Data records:
begin

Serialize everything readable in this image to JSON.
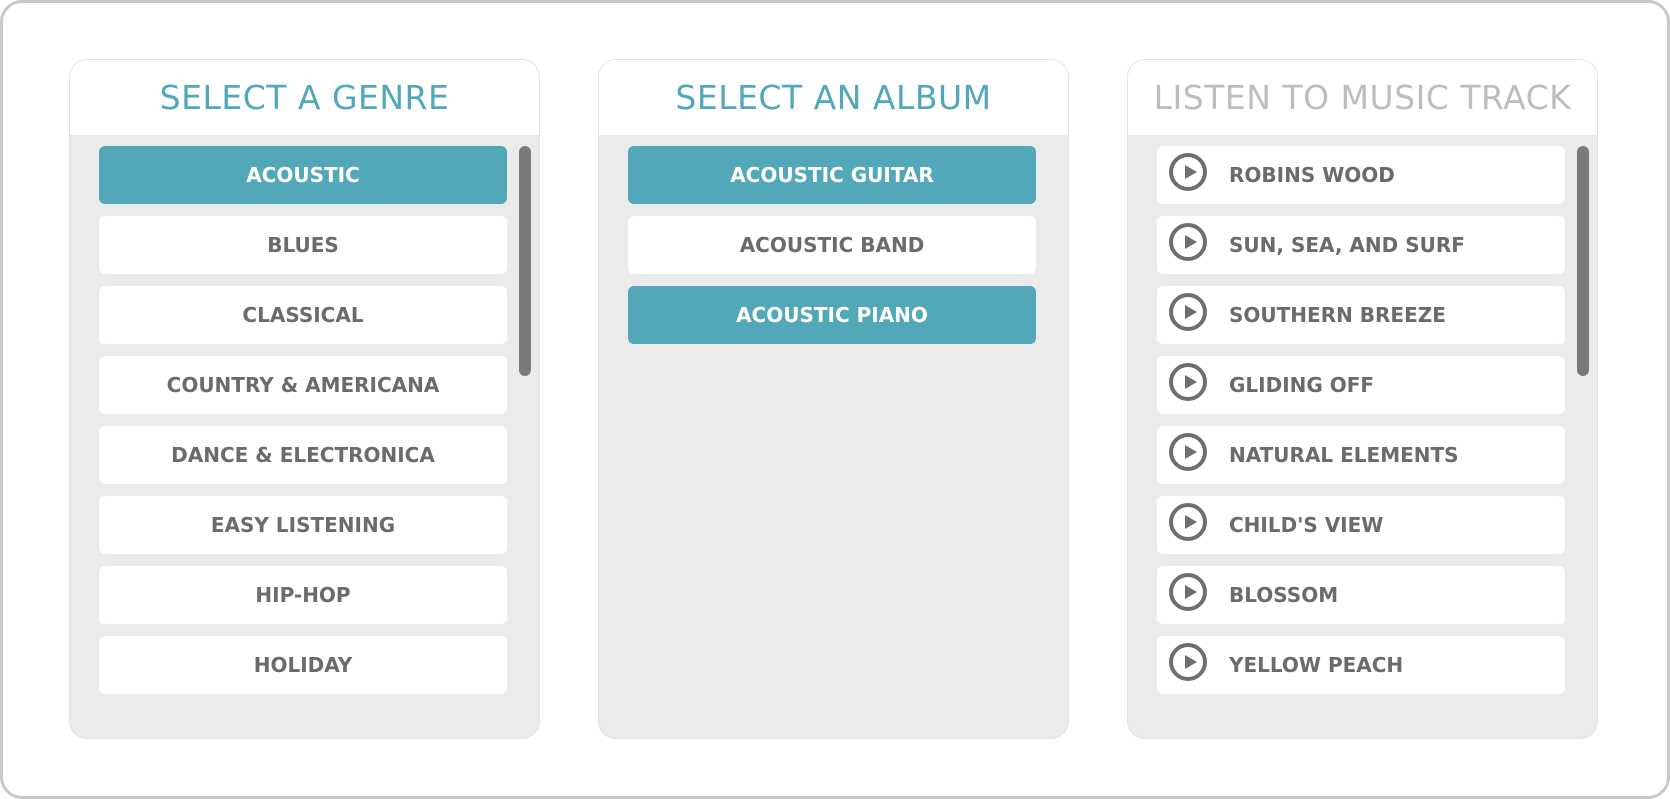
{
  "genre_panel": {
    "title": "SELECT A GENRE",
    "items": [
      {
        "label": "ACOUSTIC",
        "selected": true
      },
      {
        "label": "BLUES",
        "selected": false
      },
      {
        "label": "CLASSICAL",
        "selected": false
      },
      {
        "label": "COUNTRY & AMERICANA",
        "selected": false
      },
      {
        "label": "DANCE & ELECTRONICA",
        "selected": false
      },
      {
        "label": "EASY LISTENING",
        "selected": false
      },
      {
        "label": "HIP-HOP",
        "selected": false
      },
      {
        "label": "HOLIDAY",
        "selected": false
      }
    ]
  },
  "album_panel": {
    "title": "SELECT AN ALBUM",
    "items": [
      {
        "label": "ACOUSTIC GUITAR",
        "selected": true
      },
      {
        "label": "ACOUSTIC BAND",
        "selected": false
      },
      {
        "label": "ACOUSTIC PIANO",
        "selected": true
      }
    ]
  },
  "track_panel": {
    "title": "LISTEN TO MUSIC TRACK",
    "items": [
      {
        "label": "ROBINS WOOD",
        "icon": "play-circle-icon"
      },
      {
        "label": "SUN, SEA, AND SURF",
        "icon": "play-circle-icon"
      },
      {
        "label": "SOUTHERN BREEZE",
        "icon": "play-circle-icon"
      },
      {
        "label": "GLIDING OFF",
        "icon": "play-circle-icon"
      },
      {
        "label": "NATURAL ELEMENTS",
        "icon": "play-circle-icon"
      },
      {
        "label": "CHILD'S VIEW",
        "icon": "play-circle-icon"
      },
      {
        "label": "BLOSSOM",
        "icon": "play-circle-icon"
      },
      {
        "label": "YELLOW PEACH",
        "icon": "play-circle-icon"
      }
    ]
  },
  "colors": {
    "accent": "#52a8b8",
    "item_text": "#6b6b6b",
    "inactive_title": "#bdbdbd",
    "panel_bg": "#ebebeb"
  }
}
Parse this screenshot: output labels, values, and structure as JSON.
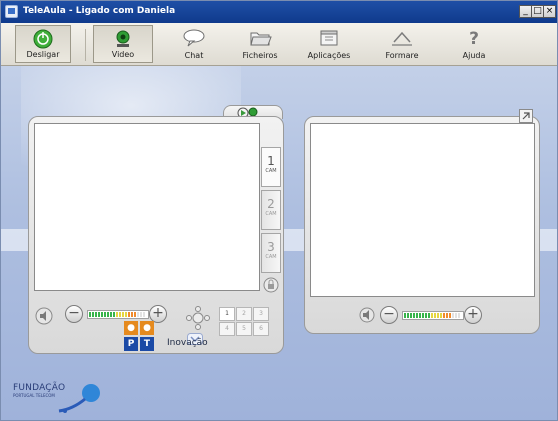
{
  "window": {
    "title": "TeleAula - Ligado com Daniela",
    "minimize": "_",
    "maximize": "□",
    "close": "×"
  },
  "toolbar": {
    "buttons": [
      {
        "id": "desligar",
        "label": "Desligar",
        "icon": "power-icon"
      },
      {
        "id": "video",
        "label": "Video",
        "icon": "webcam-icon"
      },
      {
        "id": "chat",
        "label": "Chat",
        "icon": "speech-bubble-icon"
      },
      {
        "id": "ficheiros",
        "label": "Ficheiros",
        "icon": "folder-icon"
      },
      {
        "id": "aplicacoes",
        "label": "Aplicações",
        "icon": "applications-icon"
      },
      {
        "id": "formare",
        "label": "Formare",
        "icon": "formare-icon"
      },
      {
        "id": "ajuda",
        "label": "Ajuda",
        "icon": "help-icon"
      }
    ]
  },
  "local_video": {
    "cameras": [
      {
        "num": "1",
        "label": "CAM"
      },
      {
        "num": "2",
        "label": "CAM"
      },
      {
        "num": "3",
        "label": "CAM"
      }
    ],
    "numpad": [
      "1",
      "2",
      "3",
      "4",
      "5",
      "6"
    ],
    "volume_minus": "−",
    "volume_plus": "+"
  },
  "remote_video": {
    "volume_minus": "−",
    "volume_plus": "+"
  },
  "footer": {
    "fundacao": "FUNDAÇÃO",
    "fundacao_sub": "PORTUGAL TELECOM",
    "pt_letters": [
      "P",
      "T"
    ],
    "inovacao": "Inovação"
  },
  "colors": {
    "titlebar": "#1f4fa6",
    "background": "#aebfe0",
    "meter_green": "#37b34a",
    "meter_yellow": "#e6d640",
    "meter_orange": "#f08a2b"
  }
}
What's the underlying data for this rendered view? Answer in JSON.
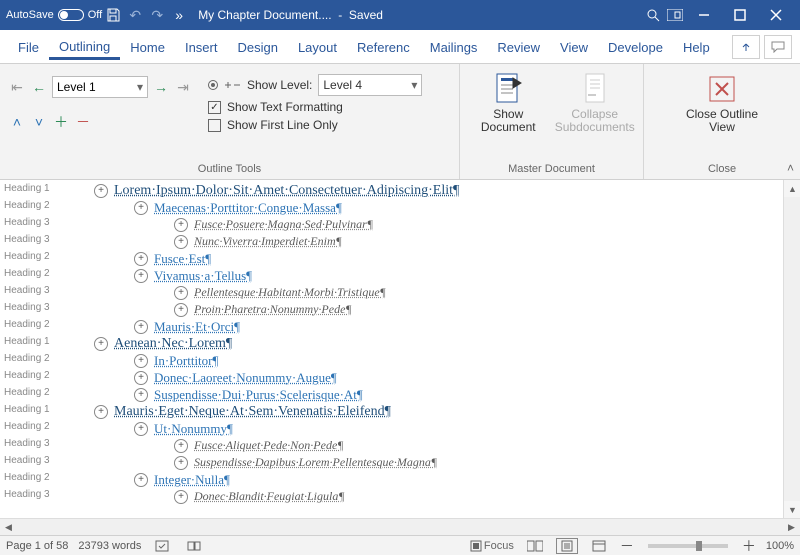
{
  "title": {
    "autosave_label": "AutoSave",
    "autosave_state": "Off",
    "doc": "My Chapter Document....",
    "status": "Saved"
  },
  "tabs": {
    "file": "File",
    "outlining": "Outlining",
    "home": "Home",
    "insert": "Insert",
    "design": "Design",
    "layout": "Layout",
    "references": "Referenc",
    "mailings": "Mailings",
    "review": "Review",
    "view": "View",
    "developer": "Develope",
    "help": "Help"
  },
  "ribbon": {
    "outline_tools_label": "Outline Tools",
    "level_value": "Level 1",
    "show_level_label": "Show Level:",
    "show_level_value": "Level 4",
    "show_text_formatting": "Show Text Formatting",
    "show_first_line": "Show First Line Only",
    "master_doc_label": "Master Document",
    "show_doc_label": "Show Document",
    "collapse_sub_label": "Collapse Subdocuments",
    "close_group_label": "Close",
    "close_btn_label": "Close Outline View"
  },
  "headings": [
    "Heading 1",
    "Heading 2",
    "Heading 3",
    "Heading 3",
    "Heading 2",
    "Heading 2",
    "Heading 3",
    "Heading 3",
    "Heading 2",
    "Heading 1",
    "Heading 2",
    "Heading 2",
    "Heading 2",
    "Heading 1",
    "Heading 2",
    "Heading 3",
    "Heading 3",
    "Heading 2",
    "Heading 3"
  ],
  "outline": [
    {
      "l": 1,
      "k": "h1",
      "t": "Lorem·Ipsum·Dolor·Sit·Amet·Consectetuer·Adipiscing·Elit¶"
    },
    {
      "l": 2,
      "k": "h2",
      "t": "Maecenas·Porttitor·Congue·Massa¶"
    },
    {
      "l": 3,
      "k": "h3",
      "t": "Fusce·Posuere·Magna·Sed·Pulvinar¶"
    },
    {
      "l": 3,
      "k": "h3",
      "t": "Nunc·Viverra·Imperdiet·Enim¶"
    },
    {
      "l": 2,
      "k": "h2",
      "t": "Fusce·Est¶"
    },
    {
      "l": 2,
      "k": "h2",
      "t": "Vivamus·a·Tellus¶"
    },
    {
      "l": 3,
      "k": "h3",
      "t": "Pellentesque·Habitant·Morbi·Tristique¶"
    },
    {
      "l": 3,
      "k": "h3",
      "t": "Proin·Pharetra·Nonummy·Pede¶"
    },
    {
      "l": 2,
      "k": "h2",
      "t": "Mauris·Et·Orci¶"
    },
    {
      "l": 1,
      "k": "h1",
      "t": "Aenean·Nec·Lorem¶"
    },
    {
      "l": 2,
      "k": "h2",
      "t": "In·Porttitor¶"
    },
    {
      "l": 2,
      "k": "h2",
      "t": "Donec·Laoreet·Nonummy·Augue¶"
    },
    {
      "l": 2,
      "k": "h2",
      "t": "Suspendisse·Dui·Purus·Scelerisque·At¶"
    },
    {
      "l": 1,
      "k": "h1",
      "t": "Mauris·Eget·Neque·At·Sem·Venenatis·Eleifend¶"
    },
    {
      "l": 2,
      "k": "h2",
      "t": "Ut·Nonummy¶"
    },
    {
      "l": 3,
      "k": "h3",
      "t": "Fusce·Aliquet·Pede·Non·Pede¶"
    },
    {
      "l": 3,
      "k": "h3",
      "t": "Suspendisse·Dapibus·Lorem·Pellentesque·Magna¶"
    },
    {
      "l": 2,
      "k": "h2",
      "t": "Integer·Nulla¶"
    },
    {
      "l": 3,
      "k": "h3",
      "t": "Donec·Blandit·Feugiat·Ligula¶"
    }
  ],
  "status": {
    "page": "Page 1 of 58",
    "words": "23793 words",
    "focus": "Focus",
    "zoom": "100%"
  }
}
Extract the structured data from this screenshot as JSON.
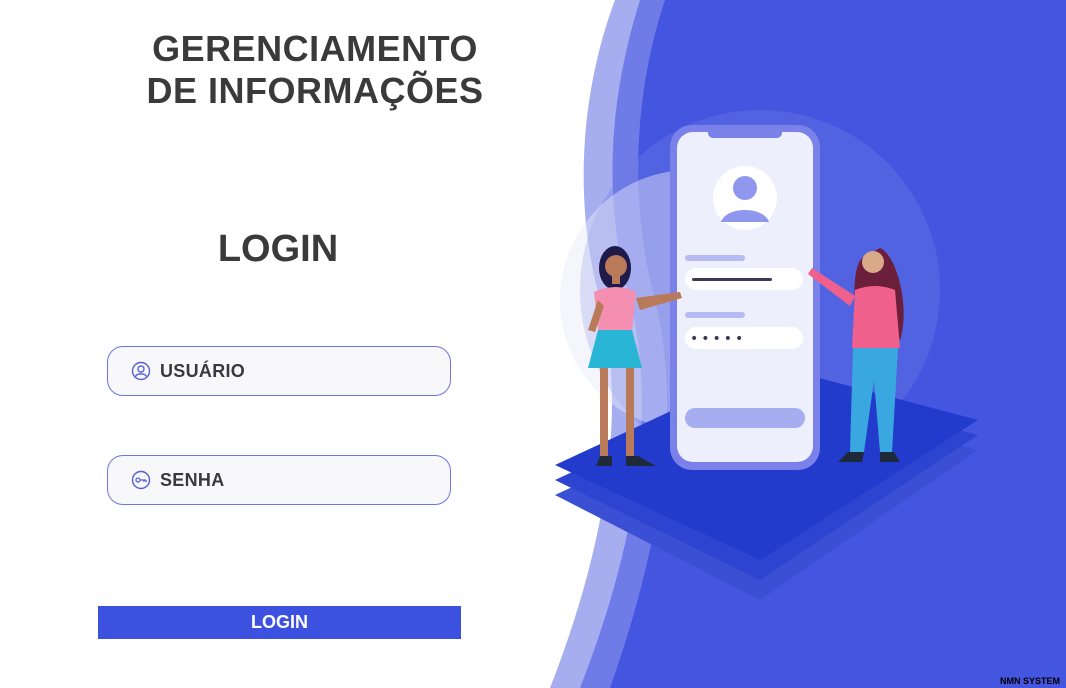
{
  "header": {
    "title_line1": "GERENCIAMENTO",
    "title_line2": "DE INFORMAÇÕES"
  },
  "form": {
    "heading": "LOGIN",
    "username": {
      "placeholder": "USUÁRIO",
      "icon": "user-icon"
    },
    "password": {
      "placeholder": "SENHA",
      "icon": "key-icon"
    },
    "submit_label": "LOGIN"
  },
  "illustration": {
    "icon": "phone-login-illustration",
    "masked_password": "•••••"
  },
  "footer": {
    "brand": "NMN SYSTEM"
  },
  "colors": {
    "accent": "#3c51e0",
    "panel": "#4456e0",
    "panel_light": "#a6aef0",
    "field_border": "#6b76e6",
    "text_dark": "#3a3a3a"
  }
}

end

▸ **To be done**
Select and copy every line of the material that holds the string "placeholder".

▸ **Exercise solution**
      "placeholder": "USUÁRIO",
      "placeholder": "SENHA",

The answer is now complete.